Would you return all of this data exactly, leaving nothing out?

§ **Exercise data**:

● ● ● ●

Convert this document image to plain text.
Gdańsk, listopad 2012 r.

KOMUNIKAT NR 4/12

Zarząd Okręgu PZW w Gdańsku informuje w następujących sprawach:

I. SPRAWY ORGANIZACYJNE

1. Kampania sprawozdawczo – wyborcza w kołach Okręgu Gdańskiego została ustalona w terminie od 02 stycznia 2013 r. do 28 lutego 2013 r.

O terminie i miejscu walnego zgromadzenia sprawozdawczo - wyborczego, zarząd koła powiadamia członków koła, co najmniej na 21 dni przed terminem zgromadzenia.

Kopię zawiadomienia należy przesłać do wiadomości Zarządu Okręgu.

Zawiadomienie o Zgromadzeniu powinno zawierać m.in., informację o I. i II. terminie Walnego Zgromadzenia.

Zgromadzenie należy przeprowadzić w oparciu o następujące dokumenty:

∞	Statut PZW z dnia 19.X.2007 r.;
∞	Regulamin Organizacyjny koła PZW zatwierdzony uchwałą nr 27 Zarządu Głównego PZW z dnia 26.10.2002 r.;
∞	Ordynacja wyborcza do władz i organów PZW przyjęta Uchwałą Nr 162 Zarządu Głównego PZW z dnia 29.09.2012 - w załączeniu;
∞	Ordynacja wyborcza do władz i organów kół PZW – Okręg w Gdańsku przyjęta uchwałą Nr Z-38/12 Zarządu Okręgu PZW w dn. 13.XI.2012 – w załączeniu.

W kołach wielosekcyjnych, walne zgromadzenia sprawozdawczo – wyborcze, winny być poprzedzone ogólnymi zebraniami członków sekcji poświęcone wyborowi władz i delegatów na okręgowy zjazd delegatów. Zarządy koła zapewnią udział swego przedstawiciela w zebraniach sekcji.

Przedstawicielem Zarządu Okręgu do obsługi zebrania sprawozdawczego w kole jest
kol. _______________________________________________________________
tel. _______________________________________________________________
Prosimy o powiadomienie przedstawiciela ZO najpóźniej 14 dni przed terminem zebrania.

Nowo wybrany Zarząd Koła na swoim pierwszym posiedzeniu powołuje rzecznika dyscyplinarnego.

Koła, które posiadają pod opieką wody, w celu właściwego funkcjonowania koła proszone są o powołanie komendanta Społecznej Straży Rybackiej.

● ● ● ●

§ **Exercise result**:
Convert this document image to plain text.
Gdańsk, listopad 2012 r.

KOMUNIKAT NR 4/12

Zarząd Okręgu PZW w Gdańsku informuje w następujących sprawach:

I. SPRAWY ORGANIZACYJNE

1. Kampania sprawozdawczo – wyborcza w kołach Okręgu Gdańskiego została ustalona w terminie od 02 stycznia 2013 r. do 28 lutego 2013 r.

O terminie i miejscu walnego zgromadzenia sprawozdawczo - wyborczego, zarząd koła powiadamia członków koła, co najmniej na 21 dni przed terminem zgromadzenia.

Kopię zawiadomienia należy przesłać do wiadomości Zarządu Okręgu.

Zawiadomienie o Zgromadzeniu powinno zawierać m.in., informację o I. i II. terminie Walnego Zgromadzenia.

Zgromadzenie należy przeprowadzić w oparciu o następujące dokumenty:

∞	Statut PZW z dnia 19.X.2007 r.;
∞	Regulamin Organizacyjny koła PZW zatwierdzony uchwałą nr 27 Zarządu Głównego PZW z dnia 26.10.2002 r.;
∞	Ordynacja wyborcza do władz i organów PZW przyjęta Uchwałą Nr 162 Zarządu Głównego PZW z dnia 29.09.2012 - w załączeniu;
∞	Ordynacja wyborcza do władz i organów kół PZW – Okręg w Gdańsku przyjęta uchwałą Nr Z-38/12 Zarządu Okręgu PZW w dn. 13.XI.2012 – w załączeniu.

W kołach wielosekcyjnych, walne zgromadzenia sprawozdawczo – wyborcze, winny być poprzedzone ogólnymi zebraniami członków sekcji poświęcone wyborowi władz i delegatów na okręgowy zjazd delegatów. Zarządy koła zapewnią udział swego przedstawiciela w zebraniach sekcji.

Przedstawicielem Zarządu Okręgu do obsługi zebrania sprawozdawczego w kole jest
kol. _______________________________________________________________
tel. _______________________________________________________________
Prosimy o powiadomienie przedstawiciela ZO najpóźniej 14 dni przed terminem zebrania.

Nowo wybrany Zarząd Koła na swoim pierwszym posiedzeniu powołuje rzecznika dyscyplinarnego.

Koła, które posiadają pod opieką wody, w celu właściwego funkcjonowania koła proszone są o powołanie komendanta Społecznej Straży Rybackiej.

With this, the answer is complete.